The request: Take every line from the material that has the word "Colaboradores" in it.
====== Input
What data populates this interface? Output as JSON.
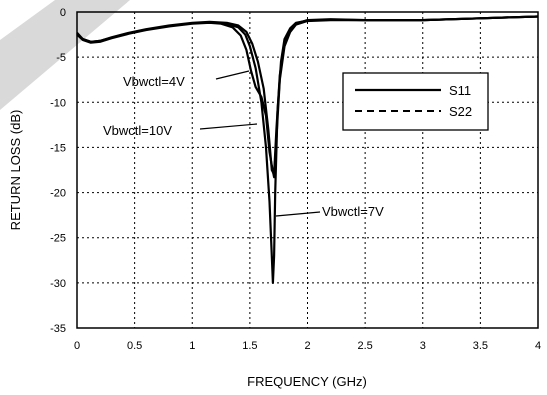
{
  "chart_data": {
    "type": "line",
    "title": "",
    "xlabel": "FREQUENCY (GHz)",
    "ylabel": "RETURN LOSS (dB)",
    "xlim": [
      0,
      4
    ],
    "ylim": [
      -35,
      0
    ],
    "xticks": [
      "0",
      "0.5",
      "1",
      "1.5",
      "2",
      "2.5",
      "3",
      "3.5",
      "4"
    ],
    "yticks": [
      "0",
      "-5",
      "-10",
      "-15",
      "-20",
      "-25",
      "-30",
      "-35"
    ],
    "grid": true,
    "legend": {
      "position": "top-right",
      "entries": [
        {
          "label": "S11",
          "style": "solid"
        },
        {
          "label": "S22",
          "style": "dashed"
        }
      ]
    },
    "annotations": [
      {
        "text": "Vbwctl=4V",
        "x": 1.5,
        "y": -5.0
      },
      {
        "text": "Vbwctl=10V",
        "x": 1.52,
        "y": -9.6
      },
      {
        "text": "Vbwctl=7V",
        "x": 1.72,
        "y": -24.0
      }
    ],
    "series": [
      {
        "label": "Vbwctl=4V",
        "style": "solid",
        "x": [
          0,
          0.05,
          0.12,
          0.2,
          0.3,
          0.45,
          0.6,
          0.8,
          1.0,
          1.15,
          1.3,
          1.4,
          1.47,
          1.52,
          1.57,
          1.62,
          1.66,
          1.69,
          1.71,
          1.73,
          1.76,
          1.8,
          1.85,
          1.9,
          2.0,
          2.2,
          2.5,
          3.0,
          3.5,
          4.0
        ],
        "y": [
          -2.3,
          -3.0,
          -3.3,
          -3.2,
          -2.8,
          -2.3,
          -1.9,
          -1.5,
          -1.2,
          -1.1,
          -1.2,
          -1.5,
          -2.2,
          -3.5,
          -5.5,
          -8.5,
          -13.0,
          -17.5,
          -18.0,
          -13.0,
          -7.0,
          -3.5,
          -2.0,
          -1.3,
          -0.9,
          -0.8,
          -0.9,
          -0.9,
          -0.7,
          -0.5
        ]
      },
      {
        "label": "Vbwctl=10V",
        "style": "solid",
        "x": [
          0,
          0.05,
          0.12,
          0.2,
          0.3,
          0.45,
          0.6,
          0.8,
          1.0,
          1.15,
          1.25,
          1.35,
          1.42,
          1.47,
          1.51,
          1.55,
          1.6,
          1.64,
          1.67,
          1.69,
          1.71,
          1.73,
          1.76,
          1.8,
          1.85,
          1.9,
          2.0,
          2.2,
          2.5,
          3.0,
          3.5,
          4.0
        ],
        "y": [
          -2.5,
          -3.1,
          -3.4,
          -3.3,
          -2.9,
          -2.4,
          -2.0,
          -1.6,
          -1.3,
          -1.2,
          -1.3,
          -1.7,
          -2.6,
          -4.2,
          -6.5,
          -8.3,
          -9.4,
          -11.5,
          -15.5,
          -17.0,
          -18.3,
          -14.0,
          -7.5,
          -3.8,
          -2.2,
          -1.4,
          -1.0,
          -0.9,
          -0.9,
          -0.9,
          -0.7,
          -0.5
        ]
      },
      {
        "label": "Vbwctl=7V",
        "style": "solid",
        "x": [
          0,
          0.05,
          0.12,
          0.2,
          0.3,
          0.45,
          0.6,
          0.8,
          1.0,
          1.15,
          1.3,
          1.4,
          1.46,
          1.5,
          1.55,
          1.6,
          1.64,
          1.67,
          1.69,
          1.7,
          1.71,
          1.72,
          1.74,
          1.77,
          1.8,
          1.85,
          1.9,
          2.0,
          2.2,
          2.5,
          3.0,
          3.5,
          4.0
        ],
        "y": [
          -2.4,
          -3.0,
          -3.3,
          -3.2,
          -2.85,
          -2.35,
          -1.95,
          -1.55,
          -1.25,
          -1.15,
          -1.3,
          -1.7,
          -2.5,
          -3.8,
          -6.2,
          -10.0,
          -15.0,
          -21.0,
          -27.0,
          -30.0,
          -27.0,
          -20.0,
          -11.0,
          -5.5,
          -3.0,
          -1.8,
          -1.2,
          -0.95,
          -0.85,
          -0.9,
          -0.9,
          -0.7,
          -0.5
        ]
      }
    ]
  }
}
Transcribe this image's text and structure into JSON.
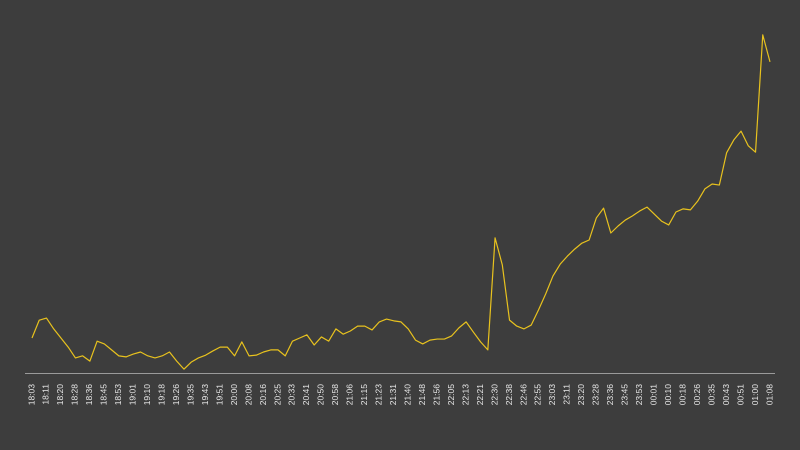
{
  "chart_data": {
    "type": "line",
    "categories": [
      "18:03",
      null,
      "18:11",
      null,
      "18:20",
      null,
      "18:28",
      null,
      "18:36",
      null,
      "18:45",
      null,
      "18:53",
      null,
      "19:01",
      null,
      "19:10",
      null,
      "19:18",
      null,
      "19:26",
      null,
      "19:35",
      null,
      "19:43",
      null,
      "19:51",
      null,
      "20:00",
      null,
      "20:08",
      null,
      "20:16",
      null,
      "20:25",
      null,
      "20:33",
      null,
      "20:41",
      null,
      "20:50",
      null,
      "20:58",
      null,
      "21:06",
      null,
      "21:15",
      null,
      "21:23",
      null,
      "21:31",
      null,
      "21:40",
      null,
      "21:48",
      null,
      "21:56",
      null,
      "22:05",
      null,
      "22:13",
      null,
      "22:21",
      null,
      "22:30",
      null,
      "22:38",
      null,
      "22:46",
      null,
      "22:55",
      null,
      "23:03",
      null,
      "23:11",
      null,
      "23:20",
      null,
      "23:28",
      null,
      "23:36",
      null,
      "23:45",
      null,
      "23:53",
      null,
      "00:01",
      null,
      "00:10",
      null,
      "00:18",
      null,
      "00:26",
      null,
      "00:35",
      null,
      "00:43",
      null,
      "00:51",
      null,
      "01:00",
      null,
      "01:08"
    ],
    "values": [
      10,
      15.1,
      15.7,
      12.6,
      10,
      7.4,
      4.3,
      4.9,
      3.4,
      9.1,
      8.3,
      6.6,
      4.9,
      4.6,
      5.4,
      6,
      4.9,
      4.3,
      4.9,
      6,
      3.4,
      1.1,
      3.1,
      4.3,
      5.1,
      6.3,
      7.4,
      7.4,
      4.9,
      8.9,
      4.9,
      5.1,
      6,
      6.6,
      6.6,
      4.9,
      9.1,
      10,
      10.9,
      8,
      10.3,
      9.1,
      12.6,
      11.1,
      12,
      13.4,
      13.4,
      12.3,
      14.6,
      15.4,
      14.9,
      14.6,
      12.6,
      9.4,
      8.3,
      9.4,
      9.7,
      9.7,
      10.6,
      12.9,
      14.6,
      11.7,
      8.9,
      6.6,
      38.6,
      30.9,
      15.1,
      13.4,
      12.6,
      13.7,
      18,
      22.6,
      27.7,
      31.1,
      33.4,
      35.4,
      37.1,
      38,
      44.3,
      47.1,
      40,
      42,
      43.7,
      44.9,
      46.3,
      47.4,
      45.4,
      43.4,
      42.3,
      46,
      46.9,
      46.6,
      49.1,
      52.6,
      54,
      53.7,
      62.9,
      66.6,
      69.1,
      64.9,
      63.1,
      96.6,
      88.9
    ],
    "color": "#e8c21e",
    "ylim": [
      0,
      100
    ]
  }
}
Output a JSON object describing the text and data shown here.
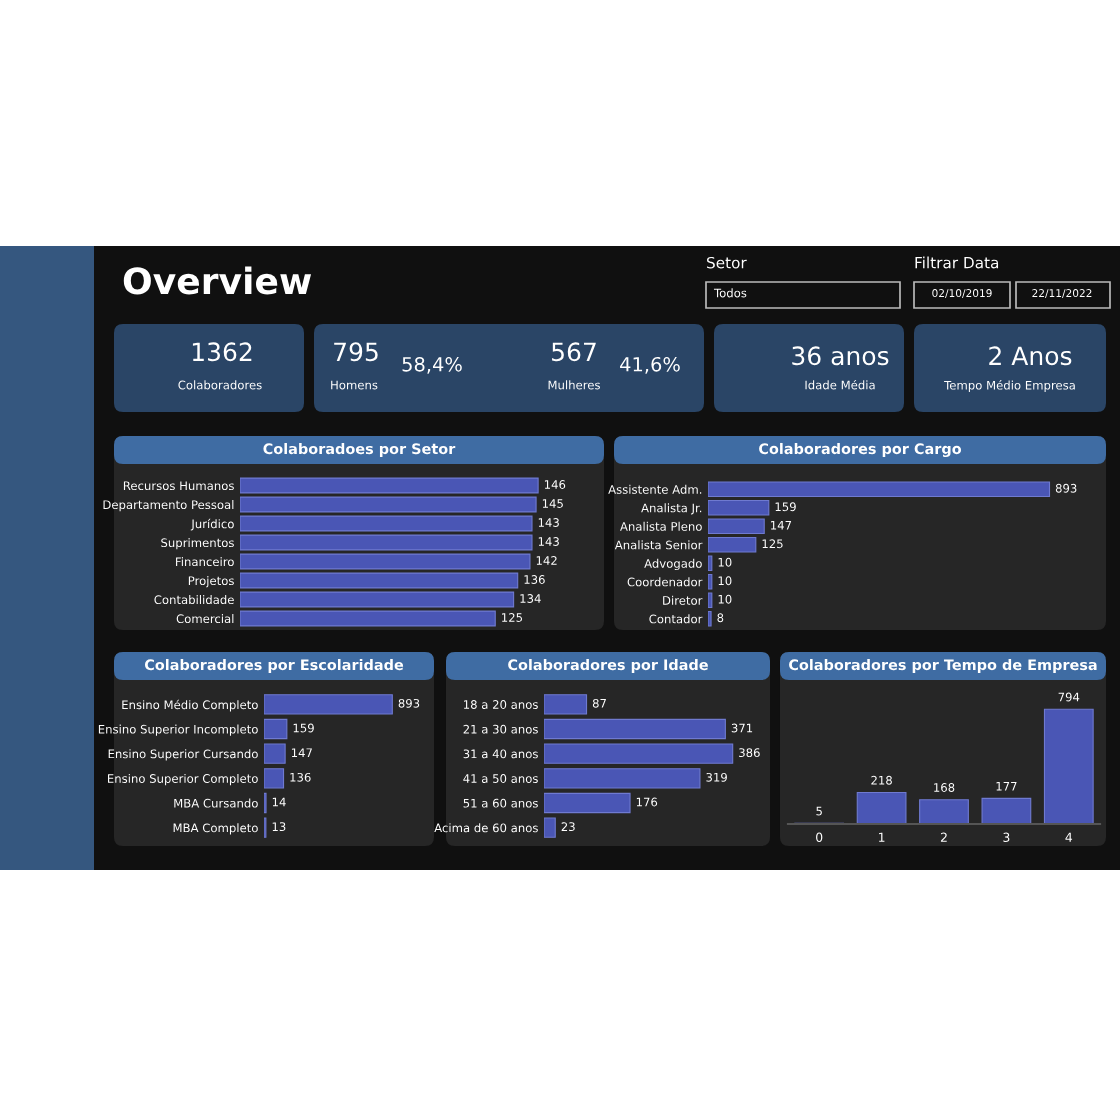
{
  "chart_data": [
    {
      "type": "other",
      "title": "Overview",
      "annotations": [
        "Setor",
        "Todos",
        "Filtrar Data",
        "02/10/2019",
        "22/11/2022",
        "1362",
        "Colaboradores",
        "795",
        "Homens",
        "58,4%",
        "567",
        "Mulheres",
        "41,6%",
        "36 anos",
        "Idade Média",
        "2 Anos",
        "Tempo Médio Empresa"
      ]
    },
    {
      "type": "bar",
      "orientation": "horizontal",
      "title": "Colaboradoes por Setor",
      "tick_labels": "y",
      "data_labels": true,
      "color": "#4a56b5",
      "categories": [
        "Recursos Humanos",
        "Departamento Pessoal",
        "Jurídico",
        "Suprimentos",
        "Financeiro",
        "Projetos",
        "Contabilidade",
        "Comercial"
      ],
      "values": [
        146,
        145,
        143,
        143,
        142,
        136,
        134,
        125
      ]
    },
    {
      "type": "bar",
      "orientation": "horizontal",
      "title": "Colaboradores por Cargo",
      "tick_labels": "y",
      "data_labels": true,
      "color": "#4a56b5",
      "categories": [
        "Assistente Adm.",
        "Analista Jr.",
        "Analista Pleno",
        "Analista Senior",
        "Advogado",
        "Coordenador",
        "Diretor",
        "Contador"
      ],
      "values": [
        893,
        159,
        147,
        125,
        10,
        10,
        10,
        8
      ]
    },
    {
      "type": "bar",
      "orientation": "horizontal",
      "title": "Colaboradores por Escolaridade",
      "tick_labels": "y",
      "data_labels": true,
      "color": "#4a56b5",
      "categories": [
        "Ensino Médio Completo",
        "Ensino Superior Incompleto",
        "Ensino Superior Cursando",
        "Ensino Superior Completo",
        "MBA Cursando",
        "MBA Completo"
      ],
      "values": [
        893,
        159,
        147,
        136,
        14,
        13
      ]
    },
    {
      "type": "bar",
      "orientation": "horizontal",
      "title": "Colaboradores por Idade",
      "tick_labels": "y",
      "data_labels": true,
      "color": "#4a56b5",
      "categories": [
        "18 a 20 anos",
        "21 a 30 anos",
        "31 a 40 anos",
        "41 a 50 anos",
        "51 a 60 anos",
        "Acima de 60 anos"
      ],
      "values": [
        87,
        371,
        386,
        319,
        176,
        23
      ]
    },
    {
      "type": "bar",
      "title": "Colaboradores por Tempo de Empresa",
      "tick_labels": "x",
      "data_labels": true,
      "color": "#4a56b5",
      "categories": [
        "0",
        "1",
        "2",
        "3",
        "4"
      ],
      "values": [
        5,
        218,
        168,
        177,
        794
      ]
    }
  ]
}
============
Solution:
        "Colaboradores",
      "title": "Colaboradores por Cargo",
      "title": "Colaboradores por Escolaridade",
      "title": "Colaboradores por Idade",
      "title": "Colaboradores por Tempo de Empresa",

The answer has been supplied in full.